▶ DATASET ENTRIES:
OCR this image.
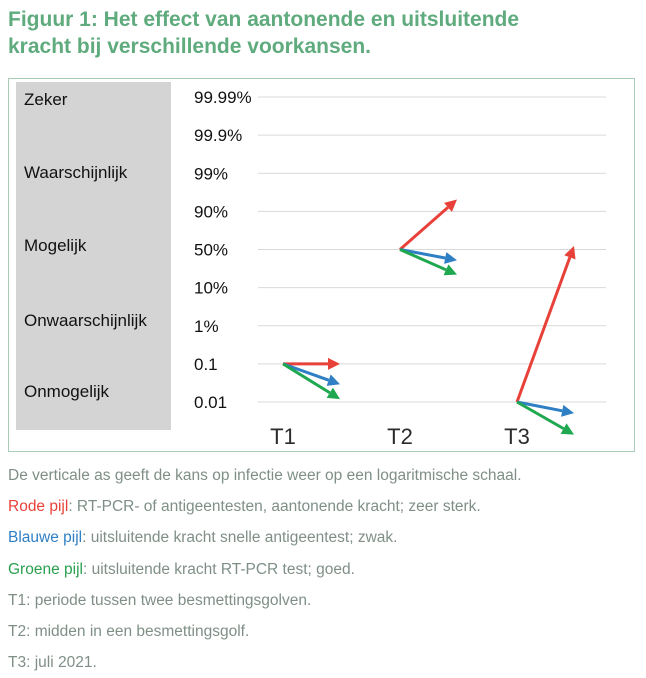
Figuur 1: Het effect van aantonende en uitsluitende
kracht bij verschillende voorkansen.
Zeker
Waarschijnlijk
Mogelijk
Onwaarschijnlijk
Onmogelijk
0.01
0.1
1%
10%
50%
90%
99%
99.9%
99.99%
T1	T2	T3
De verticale as geeft de kans op infectie weer op een logaritmische schaal.
Rode pijl: RT-PCR- of antigeentesten, aantonende kracht; zeer sterk.
Blauwe pijl: uitsluitende kracht snelle antigeentest; zwak.
Groene pijl: uitsluitende kracht RT-PCR test; goed.
T1: periode tussen twee besmettingsgolven.
T2: midden in een besmettingsgolf.
T3: juli 2021.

▶ DO THIS: From the listing above, pick out every line containing "aantonende".

▶ EXERCISE OUTPUT:
Figuur 1: Het effect van aantonende en uitsluitende
Rode pijl: RT-PCR- of antigeentesten, aantonende kracht; zeer sterk.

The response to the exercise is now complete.